# EXERCISE INSTRUCTIONS
Each line that holds the word "相互依存" is to be identified and copied.

# INPUT

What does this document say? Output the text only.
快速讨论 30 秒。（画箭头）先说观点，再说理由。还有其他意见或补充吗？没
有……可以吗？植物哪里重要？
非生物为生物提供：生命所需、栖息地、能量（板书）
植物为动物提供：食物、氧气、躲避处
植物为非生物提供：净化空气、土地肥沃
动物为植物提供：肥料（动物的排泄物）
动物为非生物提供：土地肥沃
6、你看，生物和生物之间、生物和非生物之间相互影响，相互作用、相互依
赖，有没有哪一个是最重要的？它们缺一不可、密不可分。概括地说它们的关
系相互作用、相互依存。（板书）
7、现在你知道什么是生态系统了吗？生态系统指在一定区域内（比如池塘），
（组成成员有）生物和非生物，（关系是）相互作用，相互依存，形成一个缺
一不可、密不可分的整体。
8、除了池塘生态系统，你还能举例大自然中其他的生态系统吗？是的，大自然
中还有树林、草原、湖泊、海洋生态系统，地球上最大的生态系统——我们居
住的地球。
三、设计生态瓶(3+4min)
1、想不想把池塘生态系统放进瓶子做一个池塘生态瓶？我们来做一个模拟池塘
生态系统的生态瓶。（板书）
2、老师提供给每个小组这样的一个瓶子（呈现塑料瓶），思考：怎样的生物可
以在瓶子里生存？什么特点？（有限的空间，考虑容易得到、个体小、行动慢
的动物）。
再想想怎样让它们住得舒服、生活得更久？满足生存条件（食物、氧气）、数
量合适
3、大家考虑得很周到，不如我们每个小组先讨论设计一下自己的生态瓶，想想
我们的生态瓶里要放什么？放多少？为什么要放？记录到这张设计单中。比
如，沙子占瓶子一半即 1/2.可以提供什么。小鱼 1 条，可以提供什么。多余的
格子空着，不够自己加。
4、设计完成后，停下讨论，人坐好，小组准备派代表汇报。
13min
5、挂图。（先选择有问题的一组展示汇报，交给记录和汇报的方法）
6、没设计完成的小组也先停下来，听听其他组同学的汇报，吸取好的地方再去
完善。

# ANSWER TO THE TASK
系相互作用、相互依存。（板书）
（组成成员有）生物和非生物，（关系是）相互作用，相互依存，形成一个缺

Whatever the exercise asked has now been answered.